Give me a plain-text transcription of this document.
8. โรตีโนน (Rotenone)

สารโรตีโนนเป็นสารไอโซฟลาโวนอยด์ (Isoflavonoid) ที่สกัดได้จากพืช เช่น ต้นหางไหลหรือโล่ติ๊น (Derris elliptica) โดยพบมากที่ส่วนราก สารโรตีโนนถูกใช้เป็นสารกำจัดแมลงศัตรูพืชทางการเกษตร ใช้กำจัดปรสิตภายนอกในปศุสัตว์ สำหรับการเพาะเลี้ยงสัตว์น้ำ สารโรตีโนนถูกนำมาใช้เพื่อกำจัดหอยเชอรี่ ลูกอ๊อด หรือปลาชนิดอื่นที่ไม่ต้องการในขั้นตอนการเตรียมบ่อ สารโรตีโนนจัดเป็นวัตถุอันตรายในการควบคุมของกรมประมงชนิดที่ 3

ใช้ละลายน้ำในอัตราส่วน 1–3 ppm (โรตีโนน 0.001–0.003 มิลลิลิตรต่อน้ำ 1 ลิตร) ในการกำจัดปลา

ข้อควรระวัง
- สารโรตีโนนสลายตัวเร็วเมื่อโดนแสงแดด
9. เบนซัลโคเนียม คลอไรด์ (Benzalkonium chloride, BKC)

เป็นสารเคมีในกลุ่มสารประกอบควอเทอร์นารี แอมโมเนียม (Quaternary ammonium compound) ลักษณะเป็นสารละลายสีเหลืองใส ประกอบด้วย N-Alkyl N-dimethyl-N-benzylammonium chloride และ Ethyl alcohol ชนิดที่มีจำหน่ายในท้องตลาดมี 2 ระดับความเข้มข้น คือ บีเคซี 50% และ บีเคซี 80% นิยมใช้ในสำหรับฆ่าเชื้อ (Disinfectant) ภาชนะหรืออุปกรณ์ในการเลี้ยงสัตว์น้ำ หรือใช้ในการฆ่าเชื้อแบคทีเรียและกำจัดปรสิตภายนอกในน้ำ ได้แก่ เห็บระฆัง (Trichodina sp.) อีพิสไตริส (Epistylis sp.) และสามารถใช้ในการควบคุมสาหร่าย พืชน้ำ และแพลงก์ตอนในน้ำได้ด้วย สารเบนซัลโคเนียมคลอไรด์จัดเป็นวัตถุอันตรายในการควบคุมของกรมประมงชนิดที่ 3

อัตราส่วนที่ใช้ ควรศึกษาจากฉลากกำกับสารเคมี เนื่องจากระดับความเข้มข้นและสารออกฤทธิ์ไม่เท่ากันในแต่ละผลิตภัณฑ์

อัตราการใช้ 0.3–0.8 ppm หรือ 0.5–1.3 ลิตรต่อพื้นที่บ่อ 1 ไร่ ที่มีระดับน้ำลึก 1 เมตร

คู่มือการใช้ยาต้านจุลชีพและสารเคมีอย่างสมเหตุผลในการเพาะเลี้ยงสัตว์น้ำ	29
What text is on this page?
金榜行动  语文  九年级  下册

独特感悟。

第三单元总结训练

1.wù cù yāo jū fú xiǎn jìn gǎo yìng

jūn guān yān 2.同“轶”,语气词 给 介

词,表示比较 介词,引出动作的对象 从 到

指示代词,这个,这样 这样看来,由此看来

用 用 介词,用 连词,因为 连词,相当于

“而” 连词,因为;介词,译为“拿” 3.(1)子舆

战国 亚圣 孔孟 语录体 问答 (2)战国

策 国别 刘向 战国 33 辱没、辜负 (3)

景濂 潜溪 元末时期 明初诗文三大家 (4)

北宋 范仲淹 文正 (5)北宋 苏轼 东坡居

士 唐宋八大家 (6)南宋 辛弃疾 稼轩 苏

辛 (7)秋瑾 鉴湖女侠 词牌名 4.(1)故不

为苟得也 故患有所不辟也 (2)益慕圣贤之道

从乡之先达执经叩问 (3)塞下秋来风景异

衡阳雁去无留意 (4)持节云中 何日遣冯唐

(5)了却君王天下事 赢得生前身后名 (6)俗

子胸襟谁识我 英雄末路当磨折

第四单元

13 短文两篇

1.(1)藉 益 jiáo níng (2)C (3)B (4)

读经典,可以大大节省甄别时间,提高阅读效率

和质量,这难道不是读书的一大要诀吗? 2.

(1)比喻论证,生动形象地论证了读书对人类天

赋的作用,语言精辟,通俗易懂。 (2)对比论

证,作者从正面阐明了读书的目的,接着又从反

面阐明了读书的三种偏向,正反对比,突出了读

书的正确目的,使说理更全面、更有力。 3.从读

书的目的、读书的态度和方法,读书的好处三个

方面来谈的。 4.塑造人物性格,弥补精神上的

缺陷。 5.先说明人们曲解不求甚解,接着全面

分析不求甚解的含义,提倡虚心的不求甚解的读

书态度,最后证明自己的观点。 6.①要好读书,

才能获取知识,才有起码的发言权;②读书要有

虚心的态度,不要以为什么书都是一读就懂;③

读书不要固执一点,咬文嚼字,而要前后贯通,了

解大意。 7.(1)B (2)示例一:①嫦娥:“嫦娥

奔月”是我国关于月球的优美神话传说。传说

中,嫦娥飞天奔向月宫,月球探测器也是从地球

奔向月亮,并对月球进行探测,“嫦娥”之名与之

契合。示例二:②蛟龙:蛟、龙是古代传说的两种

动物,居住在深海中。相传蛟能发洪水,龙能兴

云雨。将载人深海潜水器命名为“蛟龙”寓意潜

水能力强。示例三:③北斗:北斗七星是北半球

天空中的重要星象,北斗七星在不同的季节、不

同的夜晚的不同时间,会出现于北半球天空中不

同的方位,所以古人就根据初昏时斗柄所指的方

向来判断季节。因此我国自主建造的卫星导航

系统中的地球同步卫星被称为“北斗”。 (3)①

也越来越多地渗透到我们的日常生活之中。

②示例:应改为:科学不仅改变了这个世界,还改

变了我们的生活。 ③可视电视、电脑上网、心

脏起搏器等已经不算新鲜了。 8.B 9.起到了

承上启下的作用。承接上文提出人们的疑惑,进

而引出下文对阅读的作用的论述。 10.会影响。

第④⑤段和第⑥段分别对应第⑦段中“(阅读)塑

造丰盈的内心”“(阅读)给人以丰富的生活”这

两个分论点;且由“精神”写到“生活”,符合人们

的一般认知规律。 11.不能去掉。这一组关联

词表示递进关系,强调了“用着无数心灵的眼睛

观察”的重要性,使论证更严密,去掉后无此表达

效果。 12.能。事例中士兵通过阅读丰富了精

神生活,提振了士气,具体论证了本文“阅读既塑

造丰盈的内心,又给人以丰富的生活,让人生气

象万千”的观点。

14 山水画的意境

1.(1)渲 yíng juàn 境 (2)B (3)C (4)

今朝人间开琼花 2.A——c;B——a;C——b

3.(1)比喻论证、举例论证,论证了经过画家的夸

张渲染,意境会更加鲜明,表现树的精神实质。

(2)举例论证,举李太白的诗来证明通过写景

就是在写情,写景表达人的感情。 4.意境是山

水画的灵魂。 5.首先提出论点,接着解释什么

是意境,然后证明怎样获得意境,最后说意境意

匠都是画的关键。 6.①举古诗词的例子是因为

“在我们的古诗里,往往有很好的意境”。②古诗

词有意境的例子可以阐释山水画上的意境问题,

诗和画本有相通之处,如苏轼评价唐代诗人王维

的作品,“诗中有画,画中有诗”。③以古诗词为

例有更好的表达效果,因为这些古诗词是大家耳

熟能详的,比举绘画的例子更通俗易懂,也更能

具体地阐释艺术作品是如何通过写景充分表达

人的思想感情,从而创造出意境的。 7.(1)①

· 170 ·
---*---
◆ What this task involves
Copy out the whole listing exactly as written.

◆ Solution below
Give me a plain-text transcription of this document.
8. โรตีโนน (Rotenone)

สารโรตีโนนเป็นสารไอโซฟลาโวนอยด์ (Isoflavonoid) ที่สกัดได้จากพืช เช่น ต้นหางไหลหรือโล่ติ๊น (Derris elliptica) โดยพบมากที่ส่วนราก สารโรตีโนนถูกใช้เป็นสารกำจัดแมลงศัตรูพืชทางการเกษตร ใช้กำจัดปรสิตภายนอกในปศุสัตว์ สำหรับการเพาะเลี้ยงสัตว์น้ำ สารโรตีโนนถูกนำมาใช้เพื่อกำจัดหอยเชอรี่ ลูกอ๊อด หรือปลาชนิดอื่นที่ไม่ต้องการในขั้นตอนการเตรียมบ่อ สารโรตีโนนจัดเป็นวัตถุอันตรายในการควบคุมของกรมประมงชนิดที่ 3

ใช้ละลายน้ำในอัตราส่วน 1–3 ppm (โรตีโนน 0.001–0.003 มิลลิลิตรต่อน้ำ 1 ลิตร) ในการกำจัดปลา

ข้อควรระวัง
- สารโรตีโนนสลายตัวเร็วเมื่อโดนแสงแดด
9. เบนซัลโคเนียม คลอไรด์ (Benzalkonium chloride, BKC)

เป็นสารเคมีในกลุ่มสารประกอบควอเทอร์นารี แอมโมเนียม (Quaternary ammonium compound) ลักษณะเป็นสารละลายสีเหลืองใส ประกอบด้วย N-Alkyl N-dimethyl-N-benzylammonium chloride และ Ethyl alcohol ชนิดที่มีจำหน่ายในท้องตลาดมี 2 ระดับความเข้มข้น คือ บีเคซี 50% และ บีเคซี 80% นิยมใช้ในสำหรับฆ่าเชื้อ (Disinfectant) ภาชนะหรืออุปกรณ์ในการเลี้ยงสัตว์น้ำ หรือใช้ในการฆ่าเชื้อแบคทีเรียและกำจัดปรสิตภายนอกในน้ำ ได้แก่ เห็บระฆัง (Trichodina sp.) อีพิสไตริส (Epistylis sp.) และสามารถใช้ในการควบคุมสาหร่าย พืชน้ำ และแพลงก์ตอนในน้ำได้ด้วย สารเบนซัลโคเนียมคลอไรด์จัดเป็นวัตถุอันตรายในการควบคุมของกรมประมงชนิดที่ 3

อัตราส่วนที่ใช้ ควรศึกษาจากฉลากกำกับสารเคมี เนื่องจากระดับความเข้มข้นและสารออกฤทธิ์ไม่เท่ากันในแต่ละผลิตภัณฑ์

อัตราการใช้ 0.3–0.8 ppm หรือ 0.5–1.3 ลิตรต่อพื้นที่บ่อ 1 ไร่ ที่มีระดับน้ำลึก 1 เมตร

คู่มือการใช้ยาต้านจุลชีพและสารเคมีอย่างสมเหตุผลในการเพาะเลี้ยงสัตว์น้ำ	29
What text is on this page?
金榜行动  语文  九年级  下册

独特感悟。

第三单元总结训练

1.wù cù yāo jū fú xiǎn jìn gǎo yìng

jūn guān yān 2.同“轶”,语气词 给 介

词,表示比较 介词,引出动作的对象 从 到

指示代词,这个,这样 这样看来,由此看来

用 用 介词,用 连词,因为 连词,相当于

“而” 连词,因为;介词,译为“拿” 3.(1)子舆

战国 亚圣 孔孟 语录体 问答 (2)战国

策 国别 刘向 战国 33 辱没、辜负 (3)

景濂 潜溪 元末时期 明初诗文三大家 (4)

北宋 范仲淹 文正 (5)北宋 苏轼 东坡居

士 唐宋八大家 (6)南宋 辛弃疾 稼轩 苏

辛 (7)秋瑾 鉴湖女侠 词牌名 4.(1)故不

为苟得也 故患有所不辟也 (2)益慕圣贤之道

从乡之先达执经叩问 (3)塞下秋来风景异

衡阳雁去无留意 (4)持节云中 何日遣冯唐

(5)了却君王天下事 赢得生前身后名 (6)俗

子胸襟谁识我 英雄末路当磨折

第四单元

13 短文两篇

1.(1)藉 益 jiáo níng (2)C (3)B (4)

读经典,可以大大节省甄别时间,提高阅读效率

和质量,这难道不是读书的一大要诀吗? 2.

(1)比喻论证,生动形象地论证了读书对人类天

赋的作用,语言精辟,通俗易懂。 (2)对比论

证,作者从正面阐明了读书的目的,接着又从反

面阐明了读书的三种偏向,正反对比,突出了读

书的正确目的,使说理更全面、更有力。 3.从读

书的目的、读书的态度和方法,读书的好处三个

方面来谈的。 4.塑造人物性格,弥补精神上的

缺陷。 5.先说明人们曲解不求甚解,接着全面

分析不求甚解的含义,提倡虚心的不求甚解的读

书态度,最后证明自己的观点。 6.①要好读书,

才能获取知识,才有起码的发言权;②读书要有

虚心的态度,不要以为什么书都是一读就懂;③

读书不要固执一点,咬文嚼字,而要前后贯通,了

解大意。 7.(1)B (2)示例一:①嫦娥:“嫦娥

奔月”是我国关于月球的优美神话传说。传说

中,嫦娥飞天奔向月宫,月球探测器也是从地球

奔向月亮,并对月球进行探测,“嫦娥”之名与之

契合。示例二:②蛟龙:蛟、龙是古代传说的两种

动物,居住在深海中。相传蛟能发洪水,龙能兴

云雨。将载人深海潜水器命名为“蛟龙”寓意潜

水能力强。示例三:③北斗:北斗七星是北半球

天空中的重要星象,北斗七星在不同的季节、不

同的夜晚的不同时间,会出现于北半球天空中不

同的方位,所以古人就根据初昏时斗柄所指的方

向来判断季节。因此我国自主建造的卫星导航

系统中的地球同步卫星被称为“北斗”。 (3)①

也越来越多地渗透到我们的日常生活之中。

②示例:应改为:科学不仅改变了这个世界,还改

变了我们的生活。 ③可视电视、电脑上网、心

脏起搏器等已经不算新鲜了。 8.B 9.起到了

承上启下的作用。承接上文提出人们的疑惑,进

而引出下文对阅读的作用的论述。 10.会影响。

第④⑤段和第⑥段分别对应第⑦段中“(阅读)塑

造丰盈的内心”“(阅读)给人以丰富的生活”这

两个分论点;且由“精神”写到“生活”,符合人们

的一般认知规律。 11.不能去掉。这一组关联

词表示递进关系,强调了“用着无数心灵的眼睛

观察”的重要性,使论证更严密,去掉后无此表达

效果。 12.能。事例中士兵通过阅读丰富了精

神生活,提振了士气,具体论证了本文“阅读既塑

造丰盈的内心,又给人以丰富的生活,让人生气

象万千”的观点。

14 山水画的意境

1.(1)渲 yíng juàn 境 (2)B (3)C (4)

今朝人间开琼花 2.A——c;B——a;C——b

3.(1)比喻论证、举例论证,论证了经过画家的夸

张渲染,意境会更加鲜明,表现树的精神实质。

(2)举例论证,举李太白的诗来证明通过写景

就是在写情,写景表达人的感情。 4.意境是山

水画的灵魂。 5.首先提出论点,接着解释什么

是意境,然后证明怎样获得意境,最后说意境意

匠都是画的关键。 6.①举古诗词的例子是因为

“在我们的古诗里,往往有很好的意境”。②古诗

词有意境的例子可以阐释山水画上的意境问题,

诗和画本有相通之处,如苏轼评价唐代诗人王维

的作品,“诗中有画,画中有诗”。③以古诗词为

例有更好的表达效果,因为这些古诗词是大家耳

熟能详的,比举绘画的例子更通俗易懂,也更能

具体地阐释艺术作品是如何通过写景充分表达

人的思想感情,从而创造出意境的。 7.(1)①

· 170 ·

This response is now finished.